■ TASK DESCRIPTION
Reproduce each of the following lines verbatim.

■ INFORMATION SHOWN
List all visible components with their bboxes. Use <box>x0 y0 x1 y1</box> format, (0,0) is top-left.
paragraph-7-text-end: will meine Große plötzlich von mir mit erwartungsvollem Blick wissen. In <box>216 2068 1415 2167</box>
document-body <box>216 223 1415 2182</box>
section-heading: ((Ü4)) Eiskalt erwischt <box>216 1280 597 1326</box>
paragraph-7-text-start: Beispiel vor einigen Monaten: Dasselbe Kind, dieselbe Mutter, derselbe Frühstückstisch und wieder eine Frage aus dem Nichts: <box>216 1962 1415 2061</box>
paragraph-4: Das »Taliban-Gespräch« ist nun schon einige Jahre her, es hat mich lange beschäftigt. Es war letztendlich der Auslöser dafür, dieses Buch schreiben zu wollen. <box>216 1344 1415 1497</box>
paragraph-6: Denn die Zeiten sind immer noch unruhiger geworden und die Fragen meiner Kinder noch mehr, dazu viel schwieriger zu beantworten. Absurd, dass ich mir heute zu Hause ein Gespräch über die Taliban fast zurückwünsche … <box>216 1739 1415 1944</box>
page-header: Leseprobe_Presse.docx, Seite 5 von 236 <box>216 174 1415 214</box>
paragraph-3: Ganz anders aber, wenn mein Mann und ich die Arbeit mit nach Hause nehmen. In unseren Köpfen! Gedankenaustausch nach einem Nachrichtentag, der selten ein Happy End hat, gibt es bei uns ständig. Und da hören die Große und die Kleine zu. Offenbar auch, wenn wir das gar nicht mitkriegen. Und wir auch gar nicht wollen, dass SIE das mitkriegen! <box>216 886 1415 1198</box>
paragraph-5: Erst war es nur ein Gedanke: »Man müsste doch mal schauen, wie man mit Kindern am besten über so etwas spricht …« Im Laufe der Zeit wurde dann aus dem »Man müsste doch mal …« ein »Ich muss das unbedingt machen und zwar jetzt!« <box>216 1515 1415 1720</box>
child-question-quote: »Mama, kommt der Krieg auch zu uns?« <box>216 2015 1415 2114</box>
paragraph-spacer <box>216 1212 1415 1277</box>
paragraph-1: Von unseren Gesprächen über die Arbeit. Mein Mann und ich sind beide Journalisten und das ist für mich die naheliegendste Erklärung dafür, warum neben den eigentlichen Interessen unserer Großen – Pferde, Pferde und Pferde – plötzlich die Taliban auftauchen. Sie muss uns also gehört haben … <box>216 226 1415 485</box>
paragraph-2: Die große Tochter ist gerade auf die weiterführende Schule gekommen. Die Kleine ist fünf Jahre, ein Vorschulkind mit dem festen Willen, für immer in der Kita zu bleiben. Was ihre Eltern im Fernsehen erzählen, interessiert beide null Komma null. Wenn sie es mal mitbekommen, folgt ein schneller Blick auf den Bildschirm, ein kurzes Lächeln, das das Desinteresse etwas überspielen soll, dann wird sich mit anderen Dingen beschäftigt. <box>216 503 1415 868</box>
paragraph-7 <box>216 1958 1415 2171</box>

■ TASK ANSWER
List all visible components with their bboxes. Use <box>x0 y0 x1 y1</box> format, (0,0) is top-left.
paragraph-7-text-end: will meine Große plötzlich von mir mit erwartungsvollem Blick wissen. In <box>216 2068 1415 2167</box>
document-body <box>216 223 1415 2182</box>
section-heading: ((Ü4)) Eiskalt erwischt <box>216 1280 597 1326</box>
paragraph-7-text-start: Beispiel vor einigen Monaten: Dasselbe Kind, dieselbe Mutter, derselbe Frühstückstisch und wieder eine Frage aus dem Nichts: <box>216 1962 1415 2061</box>
paragraph-4: Das »Taliban-Gespräch« ist nun schon einige Jahre her, es hat mich lange beschäftigt. Es war letztendlich der Auslöser dafür, dieses Buch schreiben zu wollen. <box>216 1344 1415 1497</box>
paragraph-6: Denn die Zeiten sind immer noch unruhiger geworden und die Fragen meiner Kinder noch mehr, dazu viel schwieriger zu beantworten. Absurd, dass ich mir heute zu Hause ein Gespräch über die Taliban fast zurückwünsche … <box>216 1739 1415 1944</box>
page-header: Leseprobe_Presse.docx, Seite 5 von 236 <box>216 174 1415 214</box>
paragraph-3: Ganz anders aber, wenn mein Mann und ich die Arbeit mit nach Hause nehmen. In unseren Köpfen! Gedankenaustausch nach einem Nachrichtentag, der selten ein Happy End hat, gibt es bei uns ständig. Und da hören die Große und die Kleine zu. Offenbar auch, wenn wir das gar nicht mitkriegen. Und wir auch gar nicht wollen, dass SIE das mitkriegen! <box>216 886 1415 1198</box>
paragraph-5: Erst war es nur ein Gedanke: »Man müsste doch mal schauen, wie man mit Kindern am besten über so etwas spricht …« Im Laufe der Zeit wurde dann aus dem »Man müsste doch mal …« ein »Ich muss das unbedingt machen und zwar jetzt!« <box>216 1515 1415 1720</box>
child-question-quote: »Mama, kommt der Krieg auch zu uns?« <box>216 2015 1415 2114</box>
paragraph-spacer <box>216 1212 1415 1277</box>
paragraph-1: Von unseren Gesprächen über die Arbeit. Mein Mann und ich sind beide Journalisten und das ist für mich die naheliegendste Erklärung dafür, warum neben den eigentlichen Interessen unserer Großen – Pferde, Pferde und Pferde – plötzlich die Taliban auftauchen. Sie muss uns also gehört haben … <box>216 226 1415 485</box>
paragraph-2: Die große Tochter ist gerade auf die weiterführende Schule gekommen. Die Kleine ist fünf Jahre, ein Vorschulkind mit dem festen Willen, für immer in der Kita zu bleiben. Was ihre Eltern im Fernsehen erzählen, interessiert beide null Komma null. Wenn sie es mal mitbekommen, folgt ein schneller Blick auf den Bildschirm, ein kurzes Lächeln, das das Desinteresse etwas überspielen soll, dann wird sich mit anderen Dingen beschäftigt. <box>216 503 1415 868</box>
paragraph-7 <box>216 1958 1415 2171</box>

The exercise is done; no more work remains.